▸ **Task details**:
Every line of the material is to be quoted verbatim, minus the pictures.

Start of Exercise materials

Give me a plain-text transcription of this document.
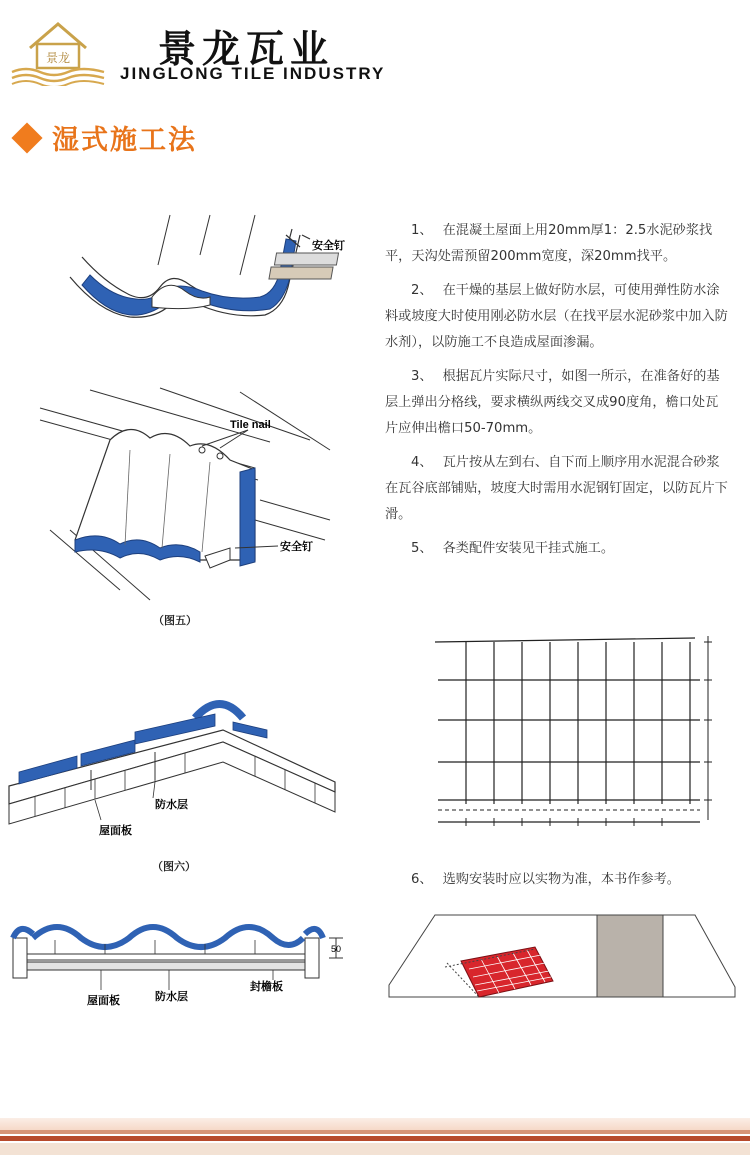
景龙 景龙瓦业
JINGLONG TILE INDUSTRY
湿式施工法
安全钉
Tile nail
安全钉
（图五）
防水层
屋面板
（图六）
50
屋面板	防水层
封檐板

1、 在混凝土屋面上用20mm厚1：2.5水泥砂浆找平，天沟处需预留200mm宽度，深20mm找平。

2、 在干燥的基层上做好防水层，可使用弹性防水涂料或坡度大时使用刚必防水层（在找平层水泥砂浆中加入防水剂），以防施工不良造成屋面渗漏。

3、 根据瓦片实际尺寸，如图一所示，在准备好的基层上弹出分格线，要求横纵两线交叉成90度角，檐口处瓦片应伸出檐口50-70mm。

4、 瓦片按从左到右、自下而上顺序用水泥混合砂浆在瓦谷底部铺贴，坡度大时需用水泥钢钉固定，以防瓦片下滑。

5、 各类配件安装见干挂式施工。

6、 选购安装时应以实物为准，本书作参考。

End of Exercise materials

▸ **Response to the exercise**:
Give me a plain-text transcription of this document.
景龙 景龙瓦业
JINGLONG TILE INDUSTRY
湿式施工法
安全钉
Tile nail
安全钉
（图五）
防水层
屋面板
（图六）
50
屋面板	防水层
封檐板

1、 在混凝土屋面上用20mm厚1：2.5水泥砂浆找平，天沟处需预留200mm宽度，深20mm找平。

2、 在干燥的基层上做好防水层，可使用弹性防水涂料或坡度大时使用刚必防水层（在找平层水泥砂浆中加入防水剂），以防施工不良造成屋面渗漏。

3、 根据瓦片实际尺寸，如图一所示，在准备好的基层上弹出分格线，要求横纵两线交叉成90度角，檐口处瓦片应伸出檐口50-70mm。

4、 瓦片按从左到右、自下而上顺序用水泥混合砂浆在瓦谷底部铺贴，坡度大时需用水泥钢钉固定，以防瓦片下滑。

5、 各类配件安装见干挂式施工。

6、 选购安装时应以实物为准，本书作参考。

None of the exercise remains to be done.